» Problem
Search through the entries for the word "structured" and copy every line that has it.

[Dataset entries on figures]
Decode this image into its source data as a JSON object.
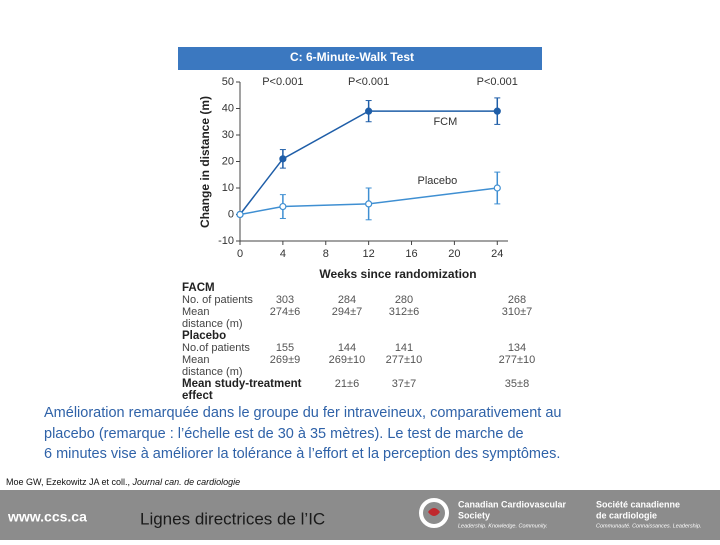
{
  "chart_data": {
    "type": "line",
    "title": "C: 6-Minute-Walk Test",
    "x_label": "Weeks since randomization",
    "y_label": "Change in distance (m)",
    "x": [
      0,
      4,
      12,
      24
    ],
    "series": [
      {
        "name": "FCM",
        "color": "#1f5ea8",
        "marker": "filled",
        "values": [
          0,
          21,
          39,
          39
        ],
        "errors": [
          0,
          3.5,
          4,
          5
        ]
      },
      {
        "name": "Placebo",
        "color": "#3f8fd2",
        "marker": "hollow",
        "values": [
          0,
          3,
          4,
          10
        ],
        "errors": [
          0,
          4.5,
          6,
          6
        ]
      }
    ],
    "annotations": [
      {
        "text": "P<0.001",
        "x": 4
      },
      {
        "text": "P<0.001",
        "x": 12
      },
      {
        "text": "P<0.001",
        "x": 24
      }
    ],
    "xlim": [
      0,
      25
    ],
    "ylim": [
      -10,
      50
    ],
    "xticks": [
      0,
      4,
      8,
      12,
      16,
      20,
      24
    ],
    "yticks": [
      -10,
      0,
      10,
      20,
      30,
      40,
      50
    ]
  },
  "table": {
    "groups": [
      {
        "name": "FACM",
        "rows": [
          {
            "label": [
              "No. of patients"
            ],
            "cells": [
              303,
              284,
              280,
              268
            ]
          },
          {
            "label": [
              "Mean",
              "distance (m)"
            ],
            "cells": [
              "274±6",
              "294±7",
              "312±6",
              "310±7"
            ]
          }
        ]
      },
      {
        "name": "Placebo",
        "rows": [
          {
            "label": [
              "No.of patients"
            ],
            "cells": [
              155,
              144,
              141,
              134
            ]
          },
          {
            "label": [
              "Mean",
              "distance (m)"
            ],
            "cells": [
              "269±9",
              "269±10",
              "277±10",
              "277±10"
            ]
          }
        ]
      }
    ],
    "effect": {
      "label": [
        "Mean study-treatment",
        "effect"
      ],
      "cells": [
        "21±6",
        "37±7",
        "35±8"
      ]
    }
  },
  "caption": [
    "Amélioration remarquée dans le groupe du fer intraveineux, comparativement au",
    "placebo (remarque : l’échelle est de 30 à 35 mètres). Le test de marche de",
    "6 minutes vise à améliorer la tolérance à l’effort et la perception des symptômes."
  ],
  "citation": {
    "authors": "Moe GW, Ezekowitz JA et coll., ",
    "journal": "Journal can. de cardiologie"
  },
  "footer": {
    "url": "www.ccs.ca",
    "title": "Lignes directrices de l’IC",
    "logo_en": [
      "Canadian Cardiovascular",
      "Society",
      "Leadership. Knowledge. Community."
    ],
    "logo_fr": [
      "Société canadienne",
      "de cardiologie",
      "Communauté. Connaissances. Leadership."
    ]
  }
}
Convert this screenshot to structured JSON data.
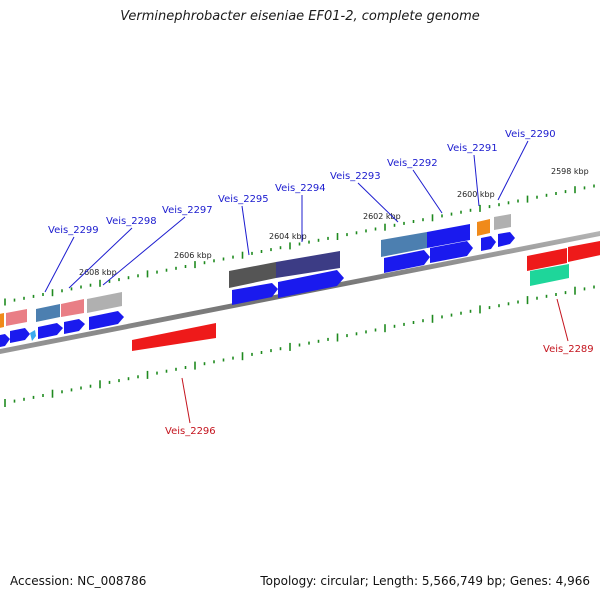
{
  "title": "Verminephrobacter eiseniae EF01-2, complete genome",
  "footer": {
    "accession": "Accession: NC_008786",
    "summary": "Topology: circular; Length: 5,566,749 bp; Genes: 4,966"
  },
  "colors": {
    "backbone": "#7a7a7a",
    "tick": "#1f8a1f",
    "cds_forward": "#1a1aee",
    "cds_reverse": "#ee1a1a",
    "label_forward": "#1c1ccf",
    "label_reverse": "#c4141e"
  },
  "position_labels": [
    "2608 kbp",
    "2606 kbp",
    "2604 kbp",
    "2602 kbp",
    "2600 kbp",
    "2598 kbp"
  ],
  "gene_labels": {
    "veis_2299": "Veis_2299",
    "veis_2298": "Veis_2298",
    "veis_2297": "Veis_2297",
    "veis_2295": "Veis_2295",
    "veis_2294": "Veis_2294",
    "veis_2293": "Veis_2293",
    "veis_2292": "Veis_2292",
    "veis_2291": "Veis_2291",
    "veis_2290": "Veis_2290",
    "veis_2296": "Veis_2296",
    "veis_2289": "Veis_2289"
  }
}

==

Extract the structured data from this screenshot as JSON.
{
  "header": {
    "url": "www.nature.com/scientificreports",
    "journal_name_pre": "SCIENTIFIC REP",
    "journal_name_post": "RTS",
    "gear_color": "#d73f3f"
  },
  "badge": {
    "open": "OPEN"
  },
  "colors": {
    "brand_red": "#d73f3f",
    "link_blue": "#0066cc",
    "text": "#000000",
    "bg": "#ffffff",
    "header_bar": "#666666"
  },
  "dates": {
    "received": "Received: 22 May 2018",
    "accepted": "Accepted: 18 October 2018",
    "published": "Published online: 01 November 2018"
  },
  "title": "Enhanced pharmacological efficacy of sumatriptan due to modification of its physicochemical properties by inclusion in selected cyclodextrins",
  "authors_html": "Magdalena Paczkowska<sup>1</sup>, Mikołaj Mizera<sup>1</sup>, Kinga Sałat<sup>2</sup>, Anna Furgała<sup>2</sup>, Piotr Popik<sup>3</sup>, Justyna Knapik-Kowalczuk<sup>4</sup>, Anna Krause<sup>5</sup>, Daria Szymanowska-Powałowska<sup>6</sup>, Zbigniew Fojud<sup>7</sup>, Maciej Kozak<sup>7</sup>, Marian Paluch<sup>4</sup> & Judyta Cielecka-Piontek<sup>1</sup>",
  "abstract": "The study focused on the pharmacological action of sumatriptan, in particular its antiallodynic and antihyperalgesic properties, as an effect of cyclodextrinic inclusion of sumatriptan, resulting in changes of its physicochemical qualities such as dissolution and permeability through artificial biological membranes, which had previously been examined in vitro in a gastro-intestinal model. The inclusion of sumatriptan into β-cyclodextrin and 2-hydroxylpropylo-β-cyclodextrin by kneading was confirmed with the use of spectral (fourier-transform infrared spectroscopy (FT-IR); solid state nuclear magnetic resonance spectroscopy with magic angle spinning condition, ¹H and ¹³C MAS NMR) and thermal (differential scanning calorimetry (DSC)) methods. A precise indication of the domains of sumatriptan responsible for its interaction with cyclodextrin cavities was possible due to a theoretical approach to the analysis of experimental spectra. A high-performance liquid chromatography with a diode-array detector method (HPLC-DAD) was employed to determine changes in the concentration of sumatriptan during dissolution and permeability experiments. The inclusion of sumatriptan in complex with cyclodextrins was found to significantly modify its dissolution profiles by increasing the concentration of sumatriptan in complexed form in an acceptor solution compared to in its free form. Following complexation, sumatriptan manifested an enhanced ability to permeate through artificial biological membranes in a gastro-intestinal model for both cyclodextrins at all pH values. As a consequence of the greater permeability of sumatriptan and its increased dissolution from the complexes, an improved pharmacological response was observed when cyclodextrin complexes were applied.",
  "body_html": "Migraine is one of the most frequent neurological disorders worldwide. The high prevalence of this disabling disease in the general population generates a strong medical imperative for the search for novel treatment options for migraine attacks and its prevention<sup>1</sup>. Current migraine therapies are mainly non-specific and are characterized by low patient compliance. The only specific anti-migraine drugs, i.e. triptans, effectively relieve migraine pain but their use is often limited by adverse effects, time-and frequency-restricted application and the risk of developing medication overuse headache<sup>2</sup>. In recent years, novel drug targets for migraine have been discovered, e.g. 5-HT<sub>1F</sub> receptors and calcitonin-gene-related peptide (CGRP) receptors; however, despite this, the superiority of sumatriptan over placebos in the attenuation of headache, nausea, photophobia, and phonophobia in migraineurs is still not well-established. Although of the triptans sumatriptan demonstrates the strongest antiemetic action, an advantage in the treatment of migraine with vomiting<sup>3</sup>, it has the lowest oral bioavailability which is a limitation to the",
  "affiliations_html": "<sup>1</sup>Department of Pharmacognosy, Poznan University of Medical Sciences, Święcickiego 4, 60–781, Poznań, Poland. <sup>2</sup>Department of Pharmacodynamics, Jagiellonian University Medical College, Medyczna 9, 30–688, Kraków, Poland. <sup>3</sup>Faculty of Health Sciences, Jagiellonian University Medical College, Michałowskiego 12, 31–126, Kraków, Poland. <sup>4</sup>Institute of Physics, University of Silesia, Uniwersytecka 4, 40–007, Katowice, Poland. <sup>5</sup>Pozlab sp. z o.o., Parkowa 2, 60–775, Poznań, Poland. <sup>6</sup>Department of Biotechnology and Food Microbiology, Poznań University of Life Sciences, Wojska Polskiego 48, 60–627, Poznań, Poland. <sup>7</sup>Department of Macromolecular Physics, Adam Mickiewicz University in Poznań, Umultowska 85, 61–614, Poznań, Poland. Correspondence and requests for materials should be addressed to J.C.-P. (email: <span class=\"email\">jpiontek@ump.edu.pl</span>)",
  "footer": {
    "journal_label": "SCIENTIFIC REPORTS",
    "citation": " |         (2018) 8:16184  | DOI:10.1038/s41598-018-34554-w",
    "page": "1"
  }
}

» Response to the task
Convert this screenshot to structured JSON data.
Extract the structured data from this screenshot as JSON.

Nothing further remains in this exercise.